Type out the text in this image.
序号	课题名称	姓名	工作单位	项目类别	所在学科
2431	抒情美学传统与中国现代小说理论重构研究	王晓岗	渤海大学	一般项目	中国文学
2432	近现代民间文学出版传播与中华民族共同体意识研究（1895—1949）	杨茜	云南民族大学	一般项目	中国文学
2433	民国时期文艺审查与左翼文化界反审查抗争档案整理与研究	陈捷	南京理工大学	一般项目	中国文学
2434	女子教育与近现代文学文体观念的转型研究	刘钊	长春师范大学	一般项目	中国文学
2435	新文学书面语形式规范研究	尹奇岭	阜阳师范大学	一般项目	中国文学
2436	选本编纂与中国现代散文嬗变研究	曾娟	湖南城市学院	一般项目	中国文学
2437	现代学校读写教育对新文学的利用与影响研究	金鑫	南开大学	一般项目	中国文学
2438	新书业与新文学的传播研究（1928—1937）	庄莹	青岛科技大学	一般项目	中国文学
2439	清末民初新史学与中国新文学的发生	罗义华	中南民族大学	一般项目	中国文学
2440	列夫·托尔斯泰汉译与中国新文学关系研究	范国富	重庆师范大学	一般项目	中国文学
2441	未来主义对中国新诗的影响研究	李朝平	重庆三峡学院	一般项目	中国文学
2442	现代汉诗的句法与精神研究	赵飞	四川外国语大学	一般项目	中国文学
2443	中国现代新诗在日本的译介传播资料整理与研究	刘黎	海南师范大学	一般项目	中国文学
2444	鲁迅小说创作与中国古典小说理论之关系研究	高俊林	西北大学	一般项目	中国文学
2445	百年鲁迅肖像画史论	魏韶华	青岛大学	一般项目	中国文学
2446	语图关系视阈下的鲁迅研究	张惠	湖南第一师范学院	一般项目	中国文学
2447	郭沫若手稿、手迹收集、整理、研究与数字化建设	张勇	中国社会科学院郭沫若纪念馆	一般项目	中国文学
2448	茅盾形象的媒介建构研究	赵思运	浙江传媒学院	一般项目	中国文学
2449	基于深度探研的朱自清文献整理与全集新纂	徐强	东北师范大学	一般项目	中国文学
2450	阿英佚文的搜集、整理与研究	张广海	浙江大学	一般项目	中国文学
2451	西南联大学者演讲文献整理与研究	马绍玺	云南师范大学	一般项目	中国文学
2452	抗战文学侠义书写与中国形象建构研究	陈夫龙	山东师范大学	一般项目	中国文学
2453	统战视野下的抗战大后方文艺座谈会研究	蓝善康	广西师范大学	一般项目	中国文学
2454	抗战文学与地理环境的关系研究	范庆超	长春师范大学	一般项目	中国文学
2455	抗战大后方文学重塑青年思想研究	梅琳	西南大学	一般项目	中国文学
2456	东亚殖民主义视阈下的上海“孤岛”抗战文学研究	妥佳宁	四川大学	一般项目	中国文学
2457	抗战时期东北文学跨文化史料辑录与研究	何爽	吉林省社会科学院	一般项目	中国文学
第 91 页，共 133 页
==============================
Extract each line of the material exactly as it stands.

[ANSWER FOR THIS EXERCISE]
Type out the text in this image.
序号	课题名称	姓名	工作单位	项目类别	所在学科
2431	抒情美学传统与中国现代小说理论重构研究	王晓岗	渤海大学	一般项目	中国文学
2432	近现代民间文学出版传播与中华民族共同体意识研究（1895—1949）	杨茜	云南民族大学	一般项目	中国文学
2433	民国时期文艺审查与左翼文化界反审查抗争档案整理与研究	陈捷	南京理工大学	一般项目	中国文学
2434	女子教育与近现代文学文体观念的转型研究	刘钊	长春师范大学	一般项目	中国文学
2435	新文学书面语形式规范研究	尹奇岭	阜阳师范大学	一般项目	中国文学
2436	选本编纂与中国现代散文嬗变研究	曾娟	湖南城市学院	一般项目	中国文学
2437	现代学校读写教育对新文学的利用与影响研究	金鑫	南开大学	一般项目	中国文学
2438	新书业与新文学的传播研究（1928—1937）	庄莹	青岛科技大学	一般项目	中国文学
2439	清末民初新史学与中国新文学的发生	罗义华	中南民族大学	一般项目	中国文学
2440	列夫·托尔斯泰汉译与中国新文学关系研究	范国富	重庆师范大学	一般项目	中国文学
2441	未来主义对中国新诗的影响研究	李朝平	重庆三峡学院	一般项目	中国文学
2442	现代汉诗的句法与精神研究	赵飞	四川外国语大学	一般项目	中国文学
2443	中国现代新诗在日本的译介传播资料整理与研究	刘黎	海南师范大学	一般项目	中国文学
2444	鲁迅小说创作与中国古典小说理论之关系研究	高俊林	西北大学	一般项目	中国文学
2445	百年鲁迅肖像画史论	魏韶华	青岛大学	一般项目	中国文学
2446	语图关系视阈下的鲁迅研究	张惠	湖南第一师范学院	一般项目	中国文学
2447	郭沫若手稿、手迹收集、整理、研究与数字化建设	张勇	中国社会科学院郭沫若纪念馆	一般项目	中国文学
2448	茅盾形象的媒介建构研究	赵思运	浙江传媒学院	一般项目	中国文学
2449	基于深度探研的朱自清文献整理与全集新纂	徐强	东北师范大学	一般项目	中国文学
2450	阿英佚文的搜集、整理与研究	张广海	浙江大学	一般项目	中国文学
2451	西南联大学者演讲文献整理与研究	马绍玺	云南师范大学	一般项目	中国文学
2452	抗战文学侠义书写与中国形象建构研究	陈夫龙	山东师范大学	一般项目	中国文学
2453	统战视野下的抗战大后方文艺座谈会研究	蓝善康	广西师范大学	一般项目	中国文学
2454	抗战文学与地理环境的关系研究	范庆超	长春师范大学	一般项目	中国文学
2455	抗战大后方文学重塑青年思想研究	梅琳	西南大学	一般项目	中国文学
2456	东亚殖民主义视阈下的上海“孤岛”抗战文学研究	妥佳宁	四川大学	一般项目	中国文学
2457	抗战时期东北文学跨文化史料辑录与研究	何爽	吉林省社会科学院	一般项目	中国文学
第 91 页，共 133 页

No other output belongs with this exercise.